[What to produce]
Write out the material again exactly, please, and omit the pictures.
--- BEGIN Data provided ---
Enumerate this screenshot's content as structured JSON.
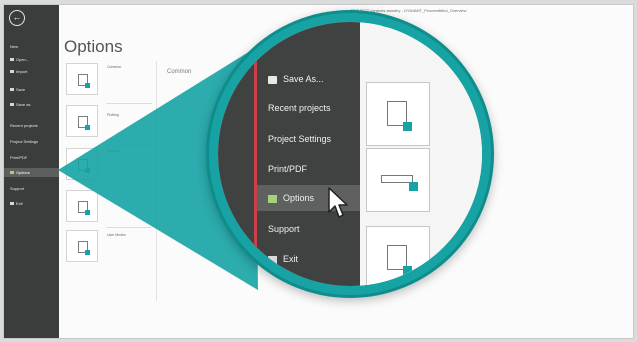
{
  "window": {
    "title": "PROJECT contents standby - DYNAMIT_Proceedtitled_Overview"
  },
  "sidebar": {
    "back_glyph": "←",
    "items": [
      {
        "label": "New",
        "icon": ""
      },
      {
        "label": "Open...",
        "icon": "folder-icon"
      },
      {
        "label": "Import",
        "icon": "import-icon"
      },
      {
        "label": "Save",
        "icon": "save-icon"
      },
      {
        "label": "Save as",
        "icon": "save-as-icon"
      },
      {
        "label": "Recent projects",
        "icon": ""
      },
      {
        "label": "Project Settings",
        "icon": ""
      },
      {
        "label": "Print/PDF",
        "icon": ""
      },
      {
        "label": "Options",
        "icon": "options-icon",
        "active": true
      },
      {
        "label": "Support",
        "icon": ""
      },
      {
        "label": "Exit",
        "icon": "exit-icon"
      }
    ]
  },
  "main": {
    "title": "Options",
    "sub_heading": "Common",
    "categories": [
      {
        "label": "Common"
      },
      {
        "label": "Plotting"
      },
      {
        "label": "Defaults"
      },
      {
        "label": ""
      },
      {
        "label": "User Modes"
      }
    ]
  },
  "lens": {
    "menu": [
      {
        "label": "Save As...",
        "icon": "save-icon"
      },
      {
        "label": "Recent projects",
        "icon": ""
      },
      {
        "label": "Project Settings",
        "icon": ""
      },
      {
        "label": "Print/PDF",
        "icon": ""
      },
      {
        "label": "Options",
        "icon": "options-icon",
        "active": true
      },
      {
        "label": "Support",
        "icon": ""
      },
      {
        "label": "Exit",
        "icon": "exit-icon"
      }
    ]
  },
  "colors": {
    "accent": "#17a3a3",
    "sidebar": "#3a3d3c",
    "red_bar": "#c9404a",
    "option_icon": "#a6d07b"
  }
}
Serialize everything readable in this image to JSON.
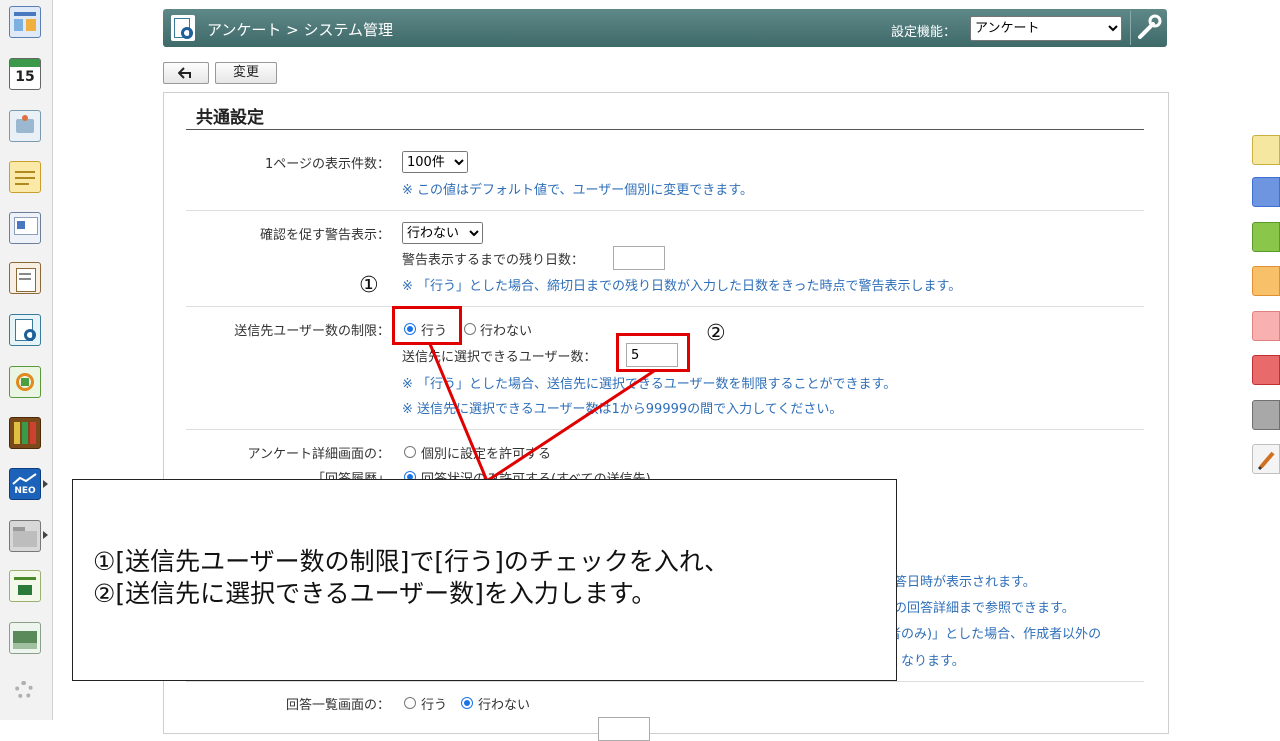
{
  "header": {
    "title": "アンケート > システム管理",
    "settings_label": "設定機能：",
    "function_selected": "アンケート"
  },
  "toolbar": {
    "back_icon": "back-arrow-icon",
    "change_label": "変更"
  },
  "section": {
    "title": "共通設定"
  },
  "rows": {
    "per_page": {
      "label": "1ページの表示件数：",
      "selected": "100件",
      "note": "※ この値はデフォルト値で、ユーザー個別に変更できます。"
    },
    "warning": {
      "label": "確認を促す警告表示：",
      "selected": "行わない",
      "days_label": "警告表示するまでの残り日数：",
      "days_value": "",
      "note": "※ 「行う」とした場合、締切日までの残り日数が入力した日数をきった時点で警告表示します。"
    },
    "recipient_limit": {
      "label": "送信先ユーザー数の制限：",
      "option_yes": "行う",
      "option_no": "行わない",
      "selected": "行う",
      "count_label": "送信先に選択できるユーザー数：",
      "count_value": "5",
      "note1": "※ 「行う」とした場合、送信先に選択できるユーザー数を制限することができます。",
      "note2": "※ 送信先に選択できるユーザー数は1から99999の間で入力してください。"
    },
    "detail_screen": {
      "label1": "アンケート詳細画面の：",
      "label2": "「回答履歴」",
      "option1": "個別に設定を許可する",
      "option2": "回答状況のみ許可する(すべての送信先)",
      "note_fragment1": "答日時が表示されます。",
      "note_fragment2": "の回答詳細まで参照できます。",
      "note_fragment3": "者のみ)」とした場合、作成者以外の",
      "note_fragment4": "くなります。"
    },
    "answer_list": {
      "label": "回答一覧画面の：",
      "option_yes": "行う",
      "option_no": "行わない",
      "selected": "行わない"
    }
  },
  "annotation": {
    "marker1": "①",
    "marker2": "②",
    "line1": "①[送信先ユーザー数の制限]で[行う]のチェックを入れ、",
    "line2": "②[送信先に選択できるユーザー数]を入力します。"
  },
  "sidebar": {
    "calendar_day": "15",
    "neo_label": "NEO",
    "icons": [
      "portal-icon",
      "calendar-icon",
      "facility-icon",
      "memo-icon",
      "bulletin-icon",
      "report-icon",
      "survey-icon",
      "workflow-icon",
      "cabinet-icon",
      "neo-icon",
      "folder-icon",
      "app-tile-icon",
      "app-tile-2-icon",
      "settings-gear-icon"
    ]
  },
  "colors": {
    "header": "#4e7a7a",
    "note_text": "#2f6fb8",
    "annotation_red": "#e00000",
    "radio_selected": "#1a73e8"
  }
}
--- END Data provided ---
[Task response]
Enumerate this screenshot's content as structured JSON.
{
  "window": {
    "title": "PROJECT contents standby - DYNAMIT_Proceedtitled_Overview"
  },
  "sidebar": {
    "back_glyph": "←",
    "items": [
      {
        "label": "New",
        "icon": ""
      },
      {
        "label": "Open...",
        "icon": "folder-icon"
      },
      {
        "label": "Import",
        "icon": "import-icon"
      },
      {
        "label": "Save",
        "icon": "save-icon"
      },
      {
        "label": "Save as",
        "icon": "save-as-icon"
      },
      {
        "label": "Recent projects",
        "icon": ""
      },
      {
        "label": "Project Settings",
        "icon": ""
      },
      {
        "label": "Print/PDF",
        "icon": ""
      },
      {
        "label": "Options",
        "icon": "options-icon",
        "active": true
      },
      {
        "label": "Support",
        "icon": ""
      },
      {
        "label": "Exit",
        "icon": "exit-icon"
      }
    ]
  },
  "main": {
    "title": "Options",
    "sub_heading": "Common",
    "categories": [
      {
        "label": "Common"
      },
      {
        "label": "Plotting"
      },
      {
        "label": "Defaults"
      },
      {
        "label": ""
      },
      {
        "label": "User Modes"
      }
    ]
  },
  "lens": {
    "menu": [
      {
        "label": "Save As...",
        "icon": "save-icon"
      },
      {
        "label": "Recent projects",
        "icon": ""
      },
      {
        "label": "Project Settings",
        "icon": ""
      },
      {
        "label": "Print/PDF",
        "icon": ""
      },
      {
        "label": "Options",
        "icon": "options-icon",
        "active": true
      },
      {
        "label": "Support",
        "icon": ""
      },
      {
        "label": "Exit",
        "icon": "exit-icon"
      }
    ]
  },
  "colors": {
    "accent": "#17a3a3",
    "sidebar": "#3a3d3c",
    "red_bar": "#c9404a",
    "option_icon": "#a6d07b"
  }
}
Serialize everything readable in this image to JSON.
{
  "header": {
    "title": "アンケート > システム管理",
    "settings_label": "設定機能：",
    "function_selected": "アンケート"
  },
  "toolbar": {
    "back_icon": "back-arrow-icon",
    "change_label": "変更"
  },
  "section": {
    "title": "共通設定"
  },
  "rows": {
    "per_page": {
      "label": "1ページの表示件数：",
      "selected": "100件",
      "note": "※ この値はデフォルト値で、ユーザー個別に変更できます。"
    },
    "warning": {
      "label": "確認を促す警告表示：",
      "selected": "行わない",
      "days_label": "警告表示するまでの残り日数：",
      "days_value": "",
      "note": "※ 「行う」とした場合、締切日までの残り日数が入力した日数をきった時点で警告表示します。"
    },
    "recipient_limit": {
      "label": "送信先ユーザー数の制限：",
      "option_yes": "行う",
      "option_no": "行わない",
      "selected": "行う",
      "count_label": "送信先に選択できるユーザー数：",
      "count_value": "5",
      "note1": "※ 「行う」とした場合、送信先に選択できるユーザー数を制限することができます。",
      "note2": "※ 送信先に選択できるユーザー数は1から99999の間で入力してください。"
    },
    "detail_screen": {
      "label1": "アンケート詳細画面の：",
      "label2": "「回答履歴」",
      "option1": "個別に設定を許可する",
      "option2": "回答状況のみ許可する(すべての送信先)",
      "note_fragment1": "答日時が表示されます。",
      "note_fragment2": "の回答詳細まで参照できます。",
      "note_fragment3": "者のみ)」とした場合、作成者以外の",
      "note_fragment4": "くなります。"
    },
    "answer_list": {
      "label": "回答一覧画面の：",
      "option_yes": "行う",
      "option_no": "行わない",
      "selected": "行わない"
    }
  },
  "annotation": {
    "marker1": "①",
    "marker2": "②",
    "line1": "①[送信先ユーザー数の制限]で[行う]のチェックを入れ、",
    "line2": "②[送信先に選択できるユーザー数]を入力します。"
  },
  "sidebar": {
    "calendar_day": "15",
    "neo_label": "NEO",
    "icons": [
      "portal-icon",
      "calendar-icon",
      "facility-icon",
      "memo-icon",
      "bulletin-icon",
      "report-icon",
      "survey-icon",
      "workflow-icon",
      "cabinet-icon",
      "neo-icon",
      "folder-icon",
      "app-tile-icon",
      "app-tile-2-icon",
      "settings-gear-icon"
    ]
  },
  "colors": {
    "header": "#4e7a7a",
    "note_text": "#2f6fb8",
    "annotation_red": "#e00000",
    "radio_selected": "#1a73e8"
  }
}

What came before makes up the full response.